**GIVEN EXERCISE**. Make an exact copy of all the material below, apart from the pictures.

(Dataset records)
+ + +

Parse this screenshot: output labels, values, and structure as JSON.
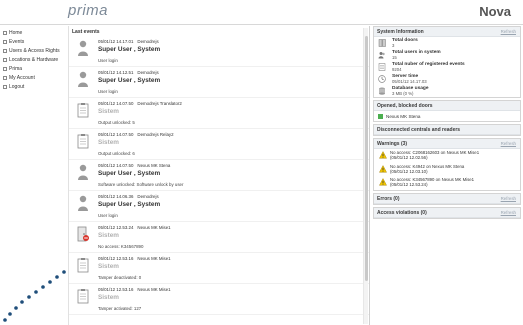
{
  "header": {
    "logo": "prima",
    "brand": "Nova"
  },
  "sidebar": {
    "items": [
      {
        "label": "Home"
      },
      {
        "label": "Events"
      },
      {
        "label": "Users & Access Rights"
      },
      {
        "label": "Locations & Hardware"
      },
      {
        "label": "Prima"
      },
      {
        "label": "My Account"
      },
      {
        "label": "Logout"
      }
    ]
  },
  "main": {
    "title": "Last events",
    "events": [
      {
        "date": "05/01/12 14.17.01",
        "source": "Demodrejs",
        "title": "Super User , System",
        "desc": "User login",
        "icon": "user-icon"
      },
      {
        "date": "05/01/12 14.12.51",
        "source": "Demodrejs",
        "title": "Super User , System",
        "desc": "User login",
        "icon": "user-icon"
      },
      {
        "date": "05/01/12 14.07.50",
        "source": "Demodrejs Translator2",
        "title": "Sistem",
        "desc": "Output unlocked: 5",
        "icon": "clipboard-icon"
      },
      {
        "date": "05/01/12 14.07.50",
        "source": "Demodrejs Relay2",
        "title": "Sistem",
        "desc": "Output unlocked: 6",
        "icon": "clipboard-icon"
      },
      {
        "date": "05/01/12 14.07.50",
        "source": "Nexus MK Stena",
        "title": "Super User , System",
        "desc": "Software unlocked: Software unlock by user",
        "icon": "user-icon"
      },
      {
        "date": "05/01/12 14.06.36",
        "source": "Demodrejs",
        "title": "Super User , System",
        "desc": "User login",
        "icon": "user-icon"
      },
      {
        "date": "05/01/12 12.53.24",
        "source": "Nexus MK Mise1",
        "title": "Sistem",
        "desc": "No access: K34567890",
        "icon": "door-no-access-icon"
      },
      {
        "date": "05/01/12 12.53.16",
        "source": "Nexus MK Mise1",
        "title": "Sistem",
        "desc": "Tamper deactivated: 0",
        "icon": "clipboard-icon"
      },
      {
        "date": "05/01/12 12.53.16",
        "source": "Nexus MK Mise1",
        "title": "Sistem",
        "desc": "Tamper activated: 127",
        "icon": "clipboard-icon"
      }
    ]
  },
  "right": {
    "system_info": {
      "title": "System Information",
      "refresh": "Refresh",
      "stats": [
        {
          "label": "Total doors",
          "value": "3",
          "icon": "doors-icon"
        },
        {
          "label": "Total users in system",
          "value": "15",
          "icon": "users-icon"
        },
        {
          "label": "Total nuber of registered events",
          "value": "9204",
          "icon": "events-icon"
        },
        {
          "label": "Server time",
          "value": "05/01/12 14.17.03",
          "icon": "clock-icon"
        },
        {
          "label": "Database usage",
          "value": "3 MB (0 %)",
          "icon": "database-icon"
        }
      ]
    },
    "opened_doors": {
      "title": "Opened, blocked doors",
      "items": [
        "Nexus MK Stena"
      ]
    },
    "disconnected": {
      "title": "Disconnected centrals and readers"
    },
    "warnings": {
      "title": "Warnings (3)",
      "refresh": "Refresh",
      "items": [
        {
          "line1": "No access: C2068162603 on Nexus MK Mise1",
          "line2": "(05/01/12 12.02.56)"
        },
        {
          "line1": "No access: K4942 on Nexus MK Stena",
          "line2": "(05/01/12 12.03.10)"
        },
        {
          "line1": "No access: K34567890 on Nexus MK Mise1",
          "line2": "(05/01/12 12.53.24)"
        }
      ]
    },
    "errors": {
      "title": "Errors (0)",
      "refresh": "Refresh"
    },
    "violations": {
      "title": "Access violations (0)",
      "refresh": "Refresh"
    }
  },
  "colors": {
    "system_title": "#b0b0b0",
    "panel_head": "#eef1f4",
    "warning": "#f0c400",
    "open_door": "#4caf50"
  }
}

+ + +

**FINAL RESULT**.
Parse this screenshot: output labels, values, and structure as JSON.
{
  "header": {
    "logo": "prima",
    "brand": "Nova"
  },
  "sidebar": {
    "items": [
      {
        "label": "Home"
      },
      {
        "label": "Events"
      },
      {
        "label": "Users & Access Rights"
      },
      {
        "label": "Locations & Hardware"
      },
      {
        "label": "Prima"
      },
      {
        "label": "My Account"
      },
      {
        "label": "Logout"
      }
    ]
  },
  "main": {
    "title": "Last events",
    "events": [
      {
        "date": "05/01/12 14.17.01",
        "source": "Demodrejs",
        "title": "Super User , System",
        "desc": "User login",
        "icon": "user-icon"
      },
      {
        "date": "05/01/12 14.12.51",
        "source": "Demodrejs",
        "title": "Super User , System",
        "desc": "User login",
        "icon": "user-icon"
      },
      {
        "date": "05/01/12 14.07.50",
        "source": "Demodrejs Translator2",
        "title": "Sistem",
        "desc": "Output unlocked: 5",
        "icon": "clipboard-icon"
      },
      {
        "date": "05/01/12 14.07.50",
        "source": "Demodrejs Relay2",
        "title": "Sistem",
        "desc": "Output unlocked: 6",
        "icon": "clipboard-icon"
      },
      {
        "date": "05/01/12 14.07.50",
        "source": "Nexus MK Stena",
        "title": "Super User , System",
        "desc": "Software unlocked: Software unlock by user",
        "icon": "user-icon"
      },
      {
        "date": "05/01/12 14.06.36",
        "source": "Demodrejs",
        "title": "Super User , System",
        "desc": "User login",
        "icon": "user-icon"
      },
      {
        "date": "05/01/12 12.53.24",
        "source": "Nexus MK Mise1",
        "title": "Sistem",
        "desc": "No access: K34567890",
        "icon": "door-no-access-icon"
      },
      {
        "date": "05/01/12 12.53.16",
        "source": "Nexus MK Mise1",
        "title": "Sistem",
        "desc": "Tamper deactivated: 0",
        "icon": "clipboard-icon"
      },
      {
        "date": "05/01/12 12.53.16",
        "source": "Nexus MK Mise1",
        "title": "Sistem",
        "desc": "Tamper activated: 127",
        "icon": "clipboard-icon"
      }
    ]
  },
  "right": {
    "system_info": {
      "title": "System Information",
      "refresh": "Refresh",
      "stats": [
        {
          "label": "Total doors",
          "value": "3",
          "icon": "doors-icon"
        },
        {
          "label": "Total users in system",
          "value": "15",
          "icon": "users-icon"
        },
        {
          "label": "Total nuber of registered events",
          "value": "9204",
          "icon": "events-icon"
        },
        {
          "label": "Server time",
          "value": "05/01/12 14.17.03",
          "icon": "clock-icon"
        },
        {
          "label": "Database usage",
          "value": "3 MB (0 %)",
          "icon": "database-icon"
        }
      ]
    },
    "opened_doors": {
      "title": "Opened, blocked doors",
      "items": [
        "Nexus MK Stena"
      ]
    },
    "disconnected": {
      "title": "Disconnected centrals and readers"
    },
    "warnings": {
      "title": "Warnings (3)",
      "refresh": "Refresh",
      "items": [
        {
          "line1": "No access: C2068162603 on Nexus MK Mise1",
          "line2": "(05/01/12 12.02.56)"
        },
        {
          "line1": "No access: K4942 on Nexus MK Stena",
          "line2": "(05/01/12 12.03.10)"
        },
        {
          "line1": "No access: K34567890 on Nexus MK Mise1",
          "line2": "(05/01/12 12.53.24)"
        }
      ]
    },
    "errors": {
      "title": "Errors (0)",
      "refresh": "Refresh"
    },
    "violations": {
      "title": "Access violations (0)",
      "refresh": "Refresh"
    }
  },
  "colors": {
    "system_title": "#b0b0b0",
    "panel_head": "#eef1f4",
    "warning": "#f0c400",
    "open_door": "#4caf50"
  }
}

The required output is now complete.